> _DATA FOR PROCESSING_:
- - - -
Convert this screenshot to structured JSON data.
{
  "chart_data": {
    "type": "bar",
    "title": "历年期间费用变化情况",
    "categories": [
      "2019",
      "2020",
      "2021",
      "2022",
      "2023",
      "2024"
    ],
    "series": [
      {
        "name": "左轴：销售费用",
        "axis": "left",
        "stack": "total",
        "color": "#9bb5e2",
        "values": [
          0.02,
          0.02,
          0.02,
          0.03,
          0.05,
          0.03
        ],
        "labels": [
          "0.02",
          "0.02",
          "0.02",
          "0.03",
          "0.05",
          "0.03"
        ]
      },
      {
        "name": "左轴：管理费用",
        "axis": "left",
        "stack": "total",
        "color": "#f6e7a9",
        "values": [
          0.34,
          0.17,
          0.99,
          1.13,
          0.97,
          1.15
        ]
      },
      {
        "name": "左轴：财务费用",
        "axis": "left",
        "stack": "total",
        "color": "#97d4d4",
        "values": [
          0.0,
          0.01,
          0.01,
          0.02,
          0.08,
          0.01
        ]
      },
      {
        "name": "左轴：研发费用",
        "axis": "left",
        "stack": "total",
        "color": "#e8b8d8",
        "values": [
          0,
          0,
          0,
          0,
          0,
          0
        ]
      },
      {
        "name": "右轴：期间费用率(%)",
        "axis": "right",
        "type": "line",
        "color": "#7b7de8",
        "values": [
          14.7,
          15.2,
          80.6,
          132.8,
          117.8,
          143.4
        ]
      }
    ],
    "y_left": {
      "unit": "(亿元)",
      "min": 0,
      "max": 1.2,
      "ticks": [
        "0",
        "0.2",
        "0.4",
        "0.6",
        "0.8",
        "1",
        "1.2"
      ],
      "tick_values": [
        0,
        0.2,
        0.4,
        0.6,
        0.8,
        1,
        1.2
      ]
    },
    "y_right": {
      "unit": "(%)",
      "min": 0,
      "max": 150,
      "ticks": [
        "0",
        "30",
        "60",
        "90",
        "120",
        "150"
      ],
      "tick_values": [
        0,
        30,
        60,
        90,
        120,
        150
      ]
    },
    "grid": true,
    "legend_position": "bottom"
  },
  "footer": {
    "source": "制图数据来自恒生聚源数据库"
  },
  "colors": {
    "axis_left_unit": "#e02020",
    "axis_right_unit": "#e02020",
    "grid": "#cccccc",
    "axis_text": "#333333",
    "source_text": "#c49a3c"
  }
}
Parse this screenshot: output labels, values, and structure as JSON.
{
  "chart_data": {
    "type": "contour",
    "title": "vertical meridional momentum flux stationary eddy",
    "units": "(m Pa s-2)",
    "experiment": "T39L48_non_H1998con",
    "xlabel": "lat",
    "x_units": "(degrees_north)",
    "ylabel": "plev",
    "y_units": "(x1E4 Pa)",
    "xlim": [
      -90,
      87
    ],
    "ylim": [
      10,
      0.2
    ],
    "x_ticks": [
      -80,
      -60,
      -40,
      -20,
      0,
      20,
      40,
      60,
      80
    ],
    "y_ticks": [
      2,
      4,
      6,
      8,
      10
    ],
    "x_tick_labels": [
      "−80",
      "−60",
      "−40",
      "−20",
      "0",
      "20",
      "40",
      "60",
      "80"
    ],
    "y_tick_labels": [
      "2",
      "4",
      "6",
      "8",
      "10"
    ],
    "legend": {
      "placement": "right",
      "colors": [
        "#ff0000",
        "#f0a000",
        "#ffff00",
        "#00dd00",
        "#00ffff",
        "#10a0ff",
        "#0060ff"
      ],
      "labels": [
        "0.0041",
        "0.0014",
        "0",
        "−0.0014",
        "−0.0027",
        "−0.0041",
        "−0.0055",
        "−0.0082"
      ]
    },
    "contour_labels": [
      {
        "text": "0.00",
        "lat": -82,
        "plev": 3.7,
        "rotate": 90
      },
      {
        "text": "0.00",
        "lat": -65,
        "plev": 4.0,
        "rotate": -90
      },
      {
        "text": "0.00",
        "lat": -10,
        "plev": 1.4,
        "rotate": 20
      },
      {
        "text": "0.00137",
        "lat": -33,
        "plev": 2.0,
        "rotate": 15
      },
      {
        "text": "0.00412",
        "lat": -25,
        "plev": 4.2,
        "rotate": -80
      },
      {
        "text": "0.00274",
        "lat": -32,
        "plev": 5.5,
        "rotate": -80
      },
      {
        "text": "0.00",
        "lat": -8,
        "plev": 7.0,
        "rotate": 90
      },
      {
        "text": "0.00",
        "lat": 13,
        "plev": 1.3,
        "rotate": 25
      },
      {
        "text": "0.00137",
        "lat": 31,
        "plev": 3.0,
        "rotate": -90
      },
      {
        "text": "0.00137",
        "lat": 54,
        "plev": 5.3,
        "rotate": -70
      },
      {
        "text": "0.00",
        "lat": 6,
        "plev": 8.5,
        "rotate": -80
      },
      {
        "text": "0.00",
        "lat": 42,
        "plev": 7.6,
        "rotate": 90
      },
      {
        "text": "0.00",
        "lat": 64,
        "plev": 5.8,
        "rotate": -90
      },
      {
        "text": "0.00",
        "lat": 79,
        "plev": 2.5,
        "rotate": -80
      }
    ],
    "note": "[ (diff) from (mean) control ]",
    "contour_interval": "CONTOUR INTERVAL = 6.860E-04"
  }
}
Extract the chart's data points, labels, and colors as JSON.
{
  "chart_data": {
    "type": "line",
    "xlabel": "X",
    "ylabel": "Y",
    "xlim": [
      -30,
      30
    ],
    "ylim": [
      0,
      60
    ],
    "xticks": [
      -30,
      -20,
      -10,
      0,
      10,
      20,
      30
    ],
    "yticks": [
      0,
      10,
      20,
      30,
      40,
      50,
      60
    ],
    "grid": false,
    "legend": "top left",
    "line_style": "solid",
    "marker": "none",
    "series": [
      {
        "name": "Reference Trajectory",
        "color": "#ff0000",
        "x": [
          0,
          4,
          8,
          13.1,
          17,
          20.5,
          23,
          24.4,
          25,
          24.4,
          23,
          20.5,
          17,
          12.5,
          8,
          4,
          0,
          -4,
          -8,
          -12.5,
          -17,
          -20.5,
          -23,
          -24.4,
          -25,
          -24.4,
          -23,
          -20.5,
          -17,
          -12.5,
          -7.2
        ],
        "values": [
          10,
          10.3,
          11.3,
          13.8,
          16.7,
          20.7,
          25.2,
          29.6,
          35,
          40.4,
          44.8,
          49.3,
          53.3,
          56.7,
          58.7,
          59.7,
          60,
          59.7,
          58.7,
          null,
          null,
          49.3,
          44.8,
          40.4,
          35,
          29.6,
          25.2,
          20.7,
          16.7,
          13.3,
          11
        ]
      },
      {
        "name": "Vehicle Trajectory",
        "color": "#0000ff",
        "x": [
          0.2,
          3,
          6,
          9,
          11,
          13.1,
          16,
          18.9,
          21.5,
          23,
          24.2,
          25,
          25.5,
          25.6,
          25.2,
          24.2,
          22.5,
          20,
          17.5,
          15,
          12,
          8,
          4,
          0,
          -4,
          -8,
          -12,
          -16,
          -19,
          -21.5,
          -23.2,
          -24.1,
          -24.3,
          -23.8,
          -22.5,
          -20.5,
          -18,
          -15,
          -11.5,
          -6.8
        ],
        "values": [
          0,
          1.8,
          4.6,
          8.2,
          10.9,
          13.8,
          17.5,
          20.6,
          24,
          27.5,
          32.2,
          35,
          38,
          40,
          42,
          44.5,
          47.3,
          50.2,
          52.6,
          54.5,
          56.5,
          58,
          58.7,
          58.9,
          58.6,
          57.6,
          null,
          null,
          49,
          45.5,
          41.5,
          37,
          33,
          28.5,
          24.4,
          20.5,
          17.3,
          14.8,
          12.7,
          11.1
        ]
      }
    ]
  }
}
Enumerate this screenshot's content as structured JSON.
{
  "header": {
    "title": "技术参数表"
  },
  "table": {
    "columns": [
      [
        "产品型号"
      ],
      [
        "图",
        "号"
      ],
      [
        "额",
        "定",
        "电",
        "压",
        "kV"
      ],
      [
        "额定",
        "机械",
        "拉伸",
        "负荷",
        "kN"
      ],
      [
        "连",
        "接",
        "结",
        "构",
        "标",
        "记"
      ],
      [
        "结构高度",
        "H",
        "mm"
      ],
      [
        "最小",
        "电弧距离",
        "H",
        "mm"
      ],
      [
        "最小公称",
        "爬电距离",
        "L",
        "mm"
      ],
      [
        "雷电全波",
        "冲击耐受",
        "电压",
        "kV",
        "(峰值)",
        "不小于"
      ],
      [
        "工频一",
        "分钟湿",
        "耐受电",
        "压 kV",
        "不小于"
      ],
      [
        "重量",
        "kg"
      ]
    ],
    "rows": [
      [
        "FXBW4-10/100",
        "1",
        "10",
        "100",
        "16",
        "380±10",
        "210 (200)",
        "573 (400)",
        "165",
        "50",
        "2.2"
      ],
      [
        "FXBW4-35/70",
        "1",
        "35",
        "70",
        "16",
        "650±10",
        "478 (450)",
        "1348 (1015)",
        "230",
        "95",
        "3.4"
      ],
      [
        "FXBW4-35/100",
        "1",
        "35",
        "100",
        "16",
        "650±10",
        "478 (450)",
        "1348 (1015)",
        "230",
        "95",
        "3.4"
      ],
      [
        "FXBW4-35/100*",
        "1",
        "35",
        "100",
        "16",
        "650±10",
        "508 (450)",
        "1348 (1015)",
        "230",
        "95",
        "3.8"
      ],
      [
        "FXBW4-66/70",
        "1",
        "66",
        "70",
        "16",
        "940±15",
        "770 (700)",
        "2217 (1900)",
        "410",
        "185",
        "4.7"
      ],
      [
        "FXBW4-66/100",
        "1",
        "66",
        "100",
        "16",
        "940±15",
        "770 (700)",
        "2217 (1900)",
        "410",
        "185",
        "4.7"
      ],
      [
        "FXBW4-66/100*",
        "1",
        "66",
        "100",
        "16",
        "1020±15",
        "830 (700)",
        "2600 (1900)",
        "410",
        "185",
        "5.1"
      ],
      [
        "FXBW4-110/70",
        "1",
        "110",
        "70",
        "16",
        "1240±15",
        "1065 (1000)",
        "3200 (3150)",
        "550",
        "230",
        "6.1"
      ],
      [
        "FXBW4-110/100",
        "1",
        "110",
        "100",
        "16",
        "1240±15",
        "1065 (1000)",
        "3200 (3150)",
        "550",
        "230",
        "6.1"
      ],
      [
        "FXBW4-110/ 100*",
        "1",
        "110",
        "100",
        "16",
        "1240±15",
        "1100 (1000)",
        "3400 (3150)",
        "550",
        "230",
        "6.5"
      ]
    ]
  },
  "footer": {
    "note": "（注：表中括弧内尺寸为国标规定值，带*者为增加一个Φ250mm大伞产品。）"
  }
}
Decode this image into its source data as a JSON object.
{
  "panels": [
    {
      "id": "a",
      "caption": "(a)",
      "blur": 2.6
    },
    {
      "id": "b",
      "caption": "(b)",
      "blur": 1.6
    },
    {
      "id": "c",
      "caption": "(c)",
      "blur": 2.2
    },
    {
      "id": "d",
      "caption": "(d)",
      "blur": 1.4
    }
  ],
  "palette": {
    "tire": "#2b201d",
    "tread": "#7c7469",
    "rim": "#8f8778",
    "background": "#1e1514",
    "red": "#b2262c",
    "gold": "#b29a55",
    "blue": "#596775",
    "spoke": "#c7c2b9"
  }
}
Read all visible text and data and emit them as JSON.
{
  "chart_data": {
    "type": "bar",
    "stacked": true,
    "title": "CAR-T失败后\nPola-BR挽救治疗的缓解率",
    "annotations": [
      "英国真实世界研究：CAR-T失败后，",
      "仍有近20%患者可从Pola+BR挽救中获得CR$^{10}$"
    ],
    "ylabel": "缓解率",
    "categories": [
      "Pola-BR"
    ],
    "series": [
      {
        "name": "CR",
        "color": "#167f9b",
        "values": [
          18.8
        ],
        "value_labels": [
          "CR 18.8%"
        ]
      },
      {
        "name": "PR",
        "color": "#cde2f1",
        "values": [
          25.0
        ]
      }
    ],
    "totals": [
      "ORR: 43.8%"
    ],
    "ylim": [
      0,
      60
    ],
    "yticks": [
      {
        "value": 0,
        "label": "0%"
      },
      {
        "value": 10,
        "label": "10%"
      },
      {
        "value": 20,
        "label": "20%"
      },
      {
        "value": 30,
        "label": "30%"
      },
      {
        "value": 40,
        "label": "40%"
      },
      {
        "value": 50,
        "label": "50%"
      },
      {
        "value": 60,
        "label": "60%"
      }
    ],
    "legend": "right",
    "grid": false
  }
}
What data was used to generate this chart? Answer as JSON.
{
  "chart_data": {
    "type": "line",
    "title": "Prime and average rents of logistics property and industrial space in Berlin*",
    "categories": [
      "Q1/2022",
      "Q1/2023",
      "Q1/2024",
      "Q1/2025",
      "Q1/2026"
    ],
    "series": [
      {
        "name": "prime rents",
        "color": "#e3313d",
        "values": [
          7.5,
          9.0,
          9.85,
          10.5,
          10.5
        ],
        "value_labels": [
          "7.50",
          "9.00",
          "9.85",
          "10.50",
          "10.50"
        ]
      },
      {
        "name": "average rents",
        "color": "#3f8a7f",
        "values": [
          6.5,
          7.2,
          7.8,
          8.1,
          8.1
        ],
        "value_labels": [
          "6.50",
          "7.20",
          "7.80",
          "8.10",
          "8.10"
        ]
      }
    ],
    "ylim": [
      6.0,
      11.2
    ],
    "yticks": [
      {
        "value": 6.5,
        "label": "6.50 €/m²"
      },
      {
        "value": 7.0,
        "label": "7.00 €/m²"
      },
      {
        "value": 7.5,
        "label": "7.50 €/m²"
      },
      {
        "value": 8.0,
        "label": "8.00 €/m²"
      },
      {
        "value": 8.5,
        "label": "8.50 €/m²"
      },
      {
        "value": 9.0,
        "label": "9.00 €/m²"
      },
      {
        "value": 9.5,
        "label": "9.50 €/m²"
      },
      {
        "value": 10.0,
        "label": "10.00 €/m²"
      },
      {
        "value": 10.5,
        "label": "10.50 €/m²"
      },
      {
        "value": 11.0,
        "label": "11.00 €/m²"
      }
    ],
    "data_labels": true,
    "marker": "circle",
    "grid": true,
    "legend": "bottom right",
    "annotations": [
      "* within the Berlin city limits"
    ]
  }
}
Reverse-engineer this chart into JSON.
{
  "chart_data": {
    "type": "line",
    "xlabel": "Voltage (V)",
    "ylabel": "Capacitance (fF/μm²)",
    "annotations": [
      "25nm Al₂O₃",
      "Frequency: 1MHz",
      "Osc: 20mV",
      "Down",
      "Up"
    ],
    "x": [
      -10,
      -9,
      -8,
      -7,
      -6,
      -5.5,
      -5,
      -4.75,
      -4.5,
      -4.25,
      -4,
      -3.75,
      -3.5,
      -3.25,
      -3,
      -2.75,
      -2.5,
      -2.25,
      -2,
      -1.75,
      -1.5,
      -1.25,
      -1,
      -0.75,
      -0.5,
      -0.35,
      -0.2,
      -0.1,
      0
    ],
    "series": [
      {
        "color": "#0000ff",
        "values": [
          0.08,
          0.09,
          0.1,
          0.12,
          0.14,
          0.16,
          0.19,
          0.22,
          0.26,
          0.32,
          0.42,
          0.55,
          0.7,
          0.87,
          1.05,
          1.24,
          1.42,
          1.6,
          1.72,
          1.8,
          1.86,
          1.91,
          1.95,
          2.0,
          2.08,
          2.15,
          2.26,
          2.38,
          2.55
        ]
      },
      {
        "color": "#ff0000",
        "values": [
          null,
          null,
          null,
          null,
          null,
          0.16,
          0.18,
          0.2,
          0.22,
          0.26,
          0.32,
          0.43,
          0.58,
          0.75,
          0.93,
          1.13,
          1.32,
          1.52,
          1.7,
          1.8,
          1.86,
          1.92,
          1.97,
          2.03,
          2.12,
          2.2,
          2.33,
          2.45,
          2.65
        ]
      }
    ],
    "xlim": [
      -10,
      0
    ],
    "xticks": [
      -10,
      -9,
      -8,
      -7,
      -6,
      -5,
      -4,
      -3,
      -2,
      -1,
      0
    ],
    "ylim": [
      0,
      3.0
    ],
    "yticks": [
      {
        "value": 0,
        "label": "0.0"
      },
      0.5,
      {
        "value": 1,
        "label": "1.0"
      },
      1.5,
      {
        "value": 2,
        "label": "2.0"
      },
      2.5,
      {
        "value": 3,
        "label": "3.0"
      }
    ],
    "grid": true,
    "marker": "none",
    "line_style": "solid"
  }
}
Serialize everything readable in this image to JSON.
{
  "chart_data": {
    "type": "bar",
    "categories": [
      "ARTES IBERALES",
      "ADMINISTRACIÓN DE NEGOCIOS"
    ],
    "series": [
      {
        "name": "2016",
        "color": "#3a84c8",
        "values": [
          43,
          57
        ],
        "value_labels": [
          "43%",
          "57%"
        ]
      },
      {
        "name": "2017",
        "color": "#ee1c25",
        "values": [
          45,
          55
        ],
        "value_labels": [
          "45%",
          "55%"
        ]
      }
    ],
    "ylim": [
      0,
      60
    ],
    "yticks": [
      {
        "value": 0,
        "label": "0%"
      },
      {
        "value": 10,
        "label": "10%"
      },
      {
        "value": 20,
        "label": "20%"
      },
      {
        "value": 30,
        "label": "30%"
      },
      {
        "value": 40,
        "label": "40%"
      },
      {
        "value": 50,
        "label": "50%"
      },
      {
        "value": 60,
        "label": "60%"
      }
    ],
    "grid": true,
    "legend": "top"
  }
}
- - - -
> _WHAT THE EXERCISE ASKS_:
Copy out all lines from the material above that contain the string "xlabel".

> _COMPLETE ANSWER_:
    "xlabel": "lat",
    "xlabel": "X",
    "xlabel": "Voltage (V)",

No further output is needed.